What to work on - Repeat every record below exactly, leaving out the pictures.

Stored data -
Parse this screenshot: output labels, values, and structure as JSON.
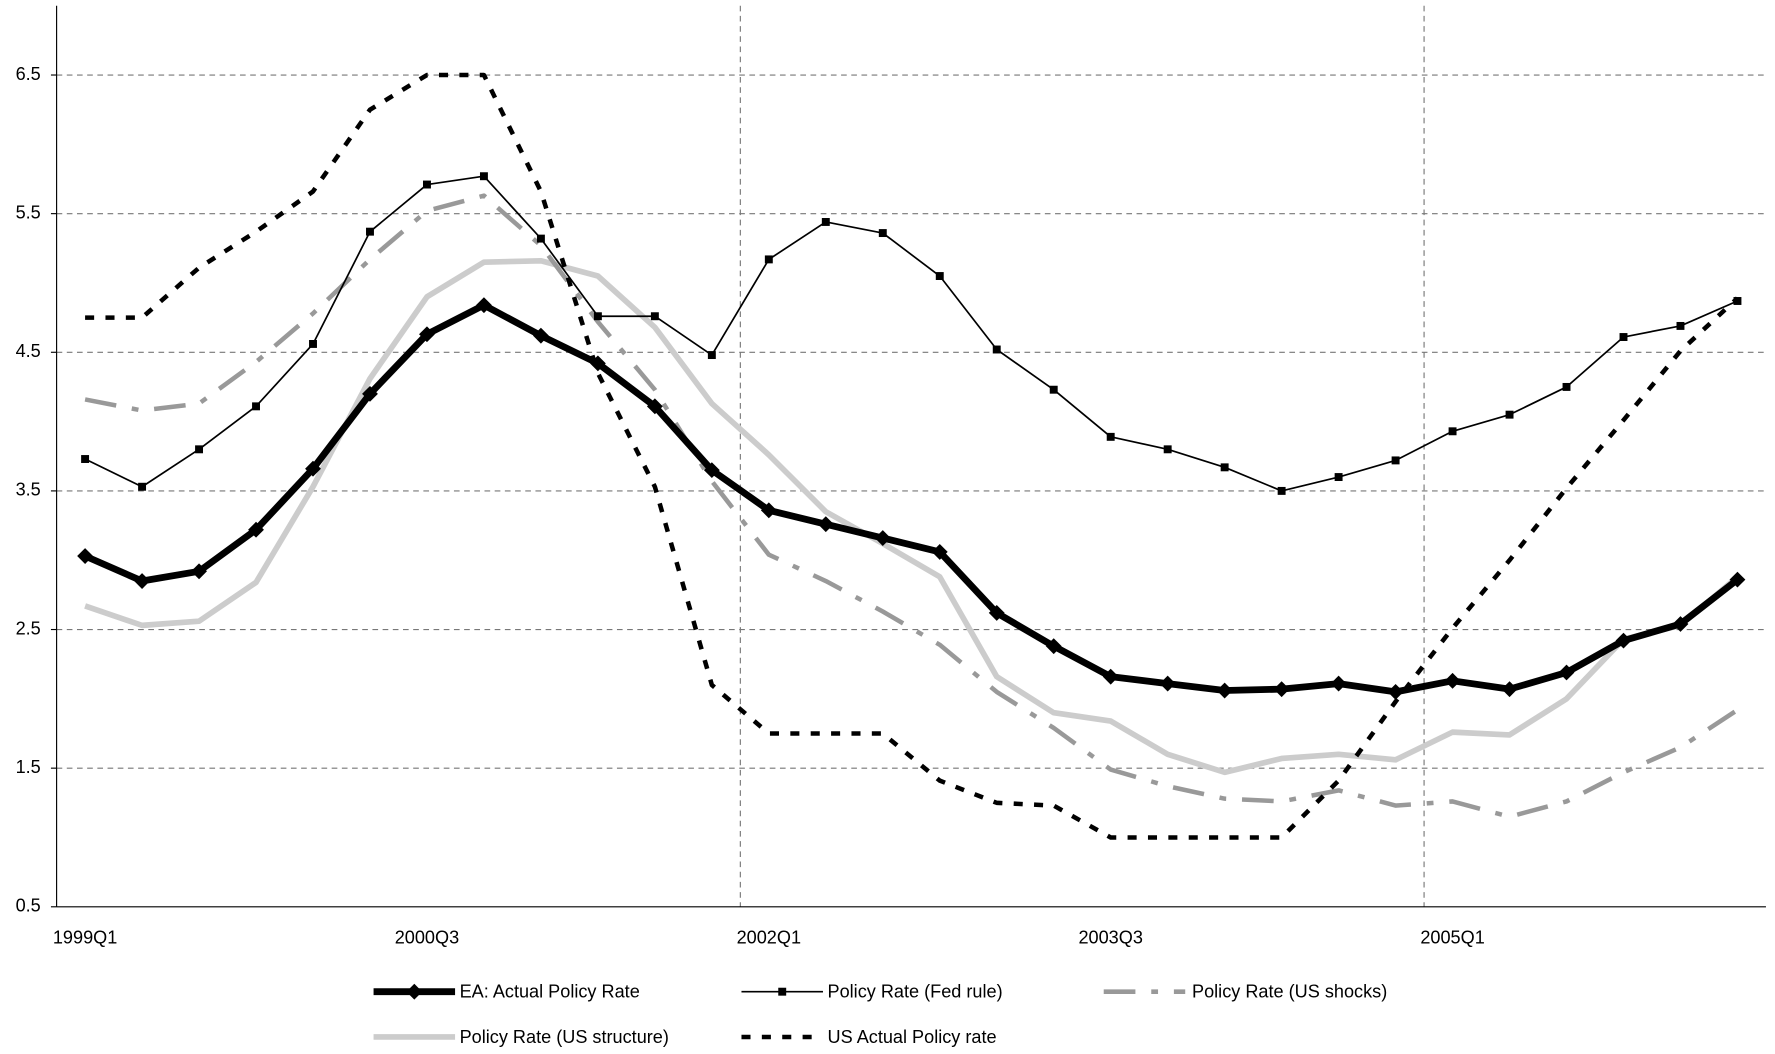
{
  "chart_data": {
    "type": "line",
    "categories": [
      "1999Q1",
      null,
      null,
      null,
      null,
      null,
      "2000Q3",
      null,
      null,
      null,
      null,
      null,
      "2002Q1",
      null,
      null,
      null,
      null,
      null,
      "2003Q3",
      null,
      null,
      null,
      null,
      null,
      "2005Q1",
      null,
      null,
      null,
      null,
      null
    ],
    "ylim": [
      0.5,
      7.0
    ],
    "yticks": [
      0.5,
      1.5,
      2.5,
      3.5,
      4.5,
      5.5,
      6.5
    ],
    "grid": true,
    "series": [
      {
        "name": "EA: Actual Policy Rate",
        "color": "#000000",
        "values": [
          3.03,
          2.85,
          2.92,
          3.22,
          3.66,
          4.2,
          4.63,
          4.84,
          4.62,
          4.42,
          4.11,
          3.65,
          3.36,
          3.26,
          3.16,
          3.06,
          2.62,
          2.38,
          2.16,
          2.11,
          2.06,
          2.07,
          2.11,
          2.05,
          2.13,
          2.07,
          2.19,
          2.42,
          2.54,
          2.86
        ]
      },
      {
        "name": "Policy Rate (Fed rule)",
        "color": "#000000",
        "values": [
          3.73,
          3.53,
          3.8,
          4.11,
          4.56,
          5.37,
          5.71,
          5.77,
          5.32,
          4.76,
          4.76,
          4.48,
          5.17,
          5.44,
          5.36,
          5.05,
          4.52,
          4.23,
          3.89,
          3.8,
          3.67,
          3.5,
          3.6,
          3.72,
          3.93,
          4.05,
          4.25,
          4.61,
          4.69,
          4.87
        ]
      },
      {
        "name": "Policy Rate (US shocks)",
        "color": "#999999",
        "values": [
          4.16,
          4.08,
          4.13,
          4.43,
          4.78,
          5.17,
          5.52,
          5.63,
          5.27,
          4.72,
          4.23,
          3.57,
          3.04,
          2.85,
          2.63,
          2.39,
          2.05,
          1.79,
          1.49,
          1.37,
          1.28,
          1.26,
          1.34,
          1.23,
          1.26,
          1.15,
          1.26,
          1.47,
          1.65,
          1.92
        ]
      },
      {
        "name": "Policy Rate (US structure)",
        "color": "#cccccc",
        "values": [
          2.67,
          2.53,
          2.56,
          2.84,
          3.53,
          4.31,
          4.9,
          5.15,
          5.16,
          5.05,
          4.68,
          4.13,
          3.76,
          3.35,
          3.12,
          2.88,
          2.16,
          1.9,
          1.84,
          1.6,
          1.47,
          1.57,
          1.6,
          1.56,
          1.76,
          1.74,
          2.0,
          2.43,
          2.53,
          2.88
        ]
      },
      {
        "name": "US Actual Policy rate",
        "color": "#000000",
        "values": [
          4.75,
          4.75,
          5.11,
          5.37,
          5.66,
          6.25,
          6.5,
          6.5,
          5.66,
          4.35,
          3.53,
          2.1,
          1.75,
          1.75,
          1.75,
          1.41,
          1.25,
          1.23,
          1.0,
          1.0,
          1.0,
          1.0,
          1.41,
          1.98,
          2.51,
          3.0,
          3.52,
          4.01,
          4.51,
          4.89
        ]
      }
    ]
  }
}
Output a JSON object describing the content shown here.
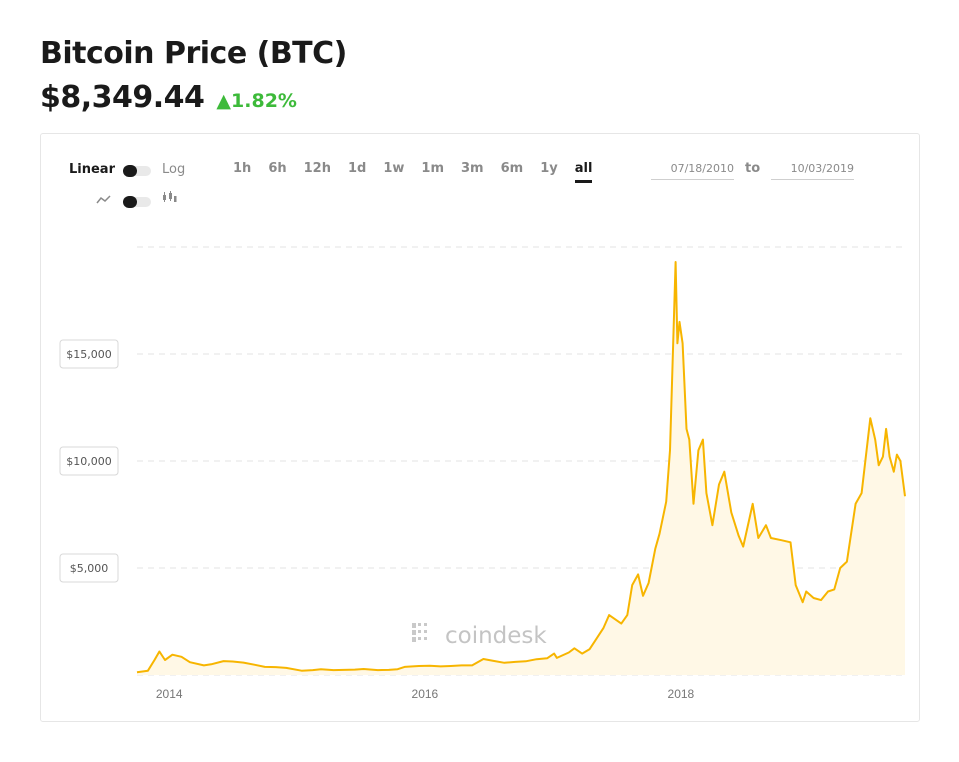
{
  "header": {
    "title": "Bitcoin Price (BTC)",
    "price": "$8,349.44",
    "change": "▲1.82%",
    "change_color": "#3dba3a"
  },
  "controls": {
    "scale_linear": "Linear",
    "scale_log": "Log",
    "ranges": [
      "1h",
      "6h",
      "12h",
      "1d",
      "1w",
      "1m",
      "3m",
      "6m",
      "1y",
      "all"
    ],
    "active_range": "all",
    "date_from": "07/18/2010",
    "date_to": "10/03/2019",
    "to_label": "to",
    "chart_style_line_icon": "line-chart-icon",
    "chart_style_candle_icon": "candlestick-icon"
  },
  "watermark": "coindesk",
  "chart_data": {
    "type": "area",
    "title": "",
    "xlabel": "",
    "ylabel": "",
    "x_ticks": [
      "2014",
      "2016",
      "2018"
    ],
    "y_ticks": [
      "$5,000",
      "$10,000",
      "$15,000"
    ],
    "y_tick_values": [
      5000,
      10000,
      15000
    ],
    "ylim": [
      0,
      20000
    ],
    "xlim": [
      "2013-10-01",
      "2019-10-03"
    ],
    "grid": true,
    "color": "#f7b500",
    "fill_color": "#fff8e6",
    "series": [
      {
        "x": [
          "2013-10-01",
          "2013-11-01",
          "2013-11-20",
          "2013-12-04",
          "2013-12-20",
          "2014-01-10",
          "2014-02-05",
          "2014-03-01",
          "2014-04-10",
          "2014-05-01",
          "2014-06-05",
          "2014-07-01",
          "2014-08-01",
          "2014-09-01",
          "2014-10-01",
          "2014-11-01",
          "2014-12-01",
          "2015-01-14",
          "2015-02-15",
          "2015-03-10",
          "2015-04-15",
          "2015-05-15",
          "2015-06-15",
          "2015-07-10",
          "2015-08-20",
          "2015-09-20",
          "2015-10-15",
          "2015-11-04",
          "2015-12-15",
          "2016-01-15",
          "2016-02-15",
          "2016-03-15",
          "2016-04-15",
          "2016-05-15",
          "2016-06-16",
          "2016-07-15",
          "2016-08-15",
          "2016-09-15",
          "2016-10-15",
          "2016-11-15",
          "2016-12-15",
          "2017-01-04",
          "2017-01-12",
          "2017-02-15",
          "2017-03-03",
          "2017-03-25",
          "2017-04-15",
          "2017-05-01",
          "2017-05-25",
          "2017-06-10",
          "2017-07-15",
          "2017-08-01",
          "2017-08-15",
          "2017-09-01",
          "2017-09-15",
          "2017-10-01",
          "2017-10-20",
          "2017-11-01",
          "2017-11-20",
          "2017-12-01",
          "2017-12-17",
          "2017-12-22",
          "2017-12-28",
          "2018-01-06",
          "2018-01-17",
          "2018-01-25",
          "2018-02-06",
          "2018-02-20",
          "2018-03-05",
          "2018-03-15",
          "2018-04-01",
          "2018-04-20",
          "2018-05-05",
          "2018-05-25",
          "2018-06-15",
          "2018-06-28",
          "2018-07-25",
          "2018-08-10",
          "2018-09-01",
          "2018-09-15",
          "2018-10-15",
          "2018-11-10",
          "2018-11-25",
          "2018-12-15",
          "2018-12-25",
          "2019-01-15",
          "2019-02-05",
          "2019-02-25",
          "2019-03-15",
          "2019-04-01",
          "2019-04-20",
          "2019-05-15",
          "2019-06-01",
          "2019-06-26",
          "2019-07-10",
          "2019-07-20",
          "2019-08-01",
          "2019-08-10",
          "2019-08-20",
          "2019-09-01",
          "2019-09-10",
          "2019-09-20",
          "2019-10-03"
        ],
        "y": [
          130,
          200,
          700,
          1100,
          700,
          950,
          850,
          600,
          450,
          500,
          650,
          630,
          580,
          480,
          380,
          370,
          330,
          200,
          230,
          270,
          230,
          240,
          250,
          280,
          230,
          240,
          270,
          380,
          420,
          430,
          400,
          420,
          450,
          450,
          750,
          660,
          570,
          610,
          640,
          740,
          780,
          1000,
          800,
          1050,
          1250,
          1000,
          1200,
          1600,
          2200,
          2800,
          2400,
          2800,
          4200,
          4700,
          3700,
          4300,
          5900,
          6600,
          8100,
          10500,
          19300,
          15500,
          16500,
          15500,
          11500,
          11000,
          8000,
          10500,
          11000,
          8500,
          7000,
          8900,
          9500,
          7600,
          6500,
          6000,
          8000,
          6400,
          7000,
          6400,
          6300,
          6200,
          4200,
          3400,
          3900,
          3600,
          3500,
          3900,
          4000,
          5000,
          5300,
          8000,
          8500,
          12000,
          11000,
          9800,
          10200,
          11500,
          10200,
          9500,
          10300,
          10000,
          8350
        ]
      }
    ]
  }
}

Answer to the exercise -
Parse this screenshot: output labels, values, and structure as JSON.
{
  "chart_data": {
    "type": "line",
    "categories": [
      "1999Q1",
      null,
      null,
      null,
      null,
      null,
      "2000Q3",
      null,
      null,
      null,
      null,
      null,
      "2002Q1",
      null,
      null,
      null,
      null,
      null,
      "2003Q3",
      null,
      null,
      null,
      null,
      null,
      "2005Q1",
      null,
      null,
      null,
      null,
      null
    ],
    "ylim": [
      0.5,
      7.0
    ],
    "yticks": [
      0.5,
      1.5,
      2.5,
      3.5,
      4.5,
      5.5,
      6.5
    ],
    "grid": true,
    "series": [
      {
        "name": "EA: Actual Policy Rate",
        "color": "#000000",
        "values": [
          3.03,
          2.85,
          2.92,
          3.22,
          3.66,
          4.2,
          4.63,
          4.84,
          4.62,
          4.42,
          4.11,
          3.65,
          3.36,
          3.26,
          3.16,
          3.06,
          2.62,
          2.38,
          2.16,
          2.11,
          2.06,
          2.07,
          2.11,
          2.05,
          2.13,
          2.07,
          2.19,
          2.42,
          2.54,
          2.86
        ]
      },
      {
        "name": "Policy Rate (Fed rule)",
        "color": "#000000",
        "values": [
          3.73,
          3.53,
          3.8,
          4.11,
          4.56,
          5.37,
          5.71,
          5.77,
          5.32,
          4.76,
          4.76,
          4.48,
          5.17,
          5.44,
          5.36,
          5.05,
          4.52,
          4.23,
          3.89,
          3.8,
          3.67,
          3.5,
          3.6,
          3.72,
          3.93,
          4.05,
          4.25,
          4.61,
          4.69,
          4.87
        ]
      },
      {
        "name": "Policy Rate (US shocks)",
        "color": "#999999",
        "values": [
          4.16,
          4.08,
          4.13,
          4.43,
          4.78,
          5.17,
          5.52,
          5.63,
          5.27,
          4.72,
          4.23,
          3.57,
          3.04,
          2.85,
          2.63,
          2.39,
          2.05,
          1.79,
          1.49,
          1.37,
          1.28,
          1.26,
          1.34,
          1.23,
          1.26,
          1.15,
          1.26,
          1.47,
          1.65,
          1.92
        ]
      },
      {
        "name": "Policy Rate (US structure)",
        "color": "#cccccc",
        "values": [
          2.67,
          2.53,
          2.56,
          2.84,
          3.53,
          4.31,
          4.9,
          5.15,
          5.16,
          5.05,
          4.68,
          4.13,
          3.76,
          3.35,
          3.12,
          2.88,
          2.16,
          1.9,
          1.84,
          1.6,
          1.47,
          1.57,
          1.6,
          1.56,
          1.76,
          1.74,
          2.0,
          2.43,
          2.53,
          2.88
        ]
      },
      {
        "name": "US Actual Policy rate",
        "color": "#000000",
        "values": [
          4.75,
          4.75,
          5.11,
          5.37,
          5.66,
          6.25,
          6.5,
          6.5,
          5.66,
          4.35,
          3.53,
          2.1,
          1.75,
          1.75,
          1.75,
          1.41,
          1.25,
          1.23,
          1.0,
          1.0,
          1.0,
          1.0,
          1.41,
          1.98,
          2.51,
          3.0,
          3.52,
          4.01,
          4.51,
          4.89
        ]
      }
    ]
  }
}
Output a JSON object describing the content shown here.
{
  "header": {
    "title": "Bitcoin Price (BTC)",
    "price": "$8,349.44",
    "change": "▲1.82%",
    "change_color": "#3dba3a"
  },
  "controls": {
    "scale_linear": "Linear",
    "scale_log": "Log",
    "ranges": [
      "1h",
      "6h",
      "12h",
      "1d",
      "1w",
      "1m",
      "3m",
      "6m",
      "1y",
      "all"
    ],
    "active_range": "all",
    "date_from": "07/18/2010",
    "date_to": "10/03/2019",
    "to_label": "to",
    "chart_style_line_icon": "line-chart-icon",
    "chart_style_candle_icon": "candlestick-icon"
  },
  "watermark": "coindesk",
  "chart_data": {
    "type": "area",
    "title": "",
    "xlabel": "",
    "ylabel": "",
    "x_ticks": [
      "2014",
      "2016",
      "2018"
    ],
    "y_ticks": [
      "$5,000",
      "$10,000",
      "$15,000"
    ],
    "y_tick_values": [
      5000,
      10000,
      15000
    ],
    "ylim": [
      0,
      20000
    ],
    "xlim": [
      "2013-10-01",
      "2019-10-03"
    ],
    "grid": true,
    "color": "#f7b500",
    "fill_color": "#fff8e6",
    "series": [
      {
        "x": [
          "2013-10-01",
          "2013-11-01",
          "2013-11-20",
          "2013-12-04",
          "2013-12-20",
          "2014-01-10",
          "2014-02-05",
          "2014-03-01",
          "2014-04-10",
          "2014-05-01",
          "2014-06-05",
          "2014-07-01",
          "2014-08-01",
          "2014-09-01",
          "2014-10-01",
          "2014-11-01",
          "2014-12-01",
          "2015-01-14",
          "2015-02-15",
          "2015-03-10",
          "2015-04-15",
          "2015-05-15",
          "2015-06-15",
          "2015-07-10",
          "2015-08-20",
          "2015-09-20",
          "2015-10-15",
          "2015-11-04",
          "2015-12-15",
          "2016-01-15",
          "2016-02-15",
          "2016-03-15",
          "2016-04-15",
          "2016-05-15",
          "2016-06-16",
          "2016-07-15",
          "2016-08-15",
          "2016-09-15",
          "2016-10-15",
          "2016-11-15",
          "2016-12-15",
          "2017-01-04",
          "2017-01-12",
          "2017-02-15",
          "2017-03-03",
          "2017-03-25",
          "2017-04-15",
          "2017-05-01",
          "2017-05-25",
          "2017-06-10",
          "2017-07-15",
          "2017-08-01",
          "2017-08-15",
          "2017-09-01",
          "2017-09-15",
          "2017-10-01",
          "2017-10-20",
          "2017-11-01",
          "2017-11-20",
          "2017-12-01",
          "2017-12-17",
          "2017-12-22",
          "2017-12-28",
          "2018-01-06",
          "2018-01-17",
          "2018-01-25",
          "2018-02-06",
          "2018-02-20",
          "2018-03-05",
          "2018-03-15",
          "2018-04-01",
          "2018-04-20",
          "2018-05-05",
          "2018-05-25",
          "2018-06-15",
          "2018-06-28",
          "2018-07-25",
          "2018-08-10",
          "2018-09-01",
          "2018-09-15",
          "2018-10-15",
          "2018-11-10",
          "2018-11-25",
          "2018-12-15",
          "2018-12-25",
          "2019-01-15",
          "2019-02-05",
          "2019-02-25",
          "2019-03-15",
          "2019-04-01",
          "2019-04-20",
          "2019-05-15",
          "2019-06-01",
          "2019-06-26",
          "2019-07-10",
          "2019-07-20",
          "2019-08-01",
          "2019-08-10",
          "2019-08-20",
          "2019-09-01",
          "2019-09-10",
          "2019-09-20",
          "2019-10-03"
        ],
        "y": [
          130,
          200,
          700,
          1100,
          700,
          950,
          850,
          600,
          450,
          500,
          650,
          630,
          580,
          480,
          380,
          370,
          330,
          200,
          230,
          270,
          230,
          240,
          250,
          280,
          230,
          240,
          270,
          380,
          420,
          430,
          400,
          420,
          450,
          450,
          750,
          660,
          570,
          610,
          640,
          740,
          780,
          1000,
          800,
          1050,
          1250,
          1000,
          1200,
          1600,
          2200,
          2800,
          2400,
          2800,
          4200,
          4700,
          3700,
          4300,
          5900,
          6600,
          8100,
          10500,
          19300,
          15500,
          16500,
          15500,
          11500,
          11000,
          8000,
          10500,
          11000,
          8500,
          7000,
          8900,
          9500,
          7600,
          6500,
          6000,
          8000,
          6400,
          7000,
          6400,
          6300,
          6200,
          4200,
          3400,
          3900,
          3600,
          3500,
          3900,
          4000,
          5000,
          5300,
          8000,
          8500,
          12000,
          11000,
          9800,
          10200,
          11500,
          10200,
          9500,
          10300,
          10000,
          8350
        ]
      }
    ]
  }
}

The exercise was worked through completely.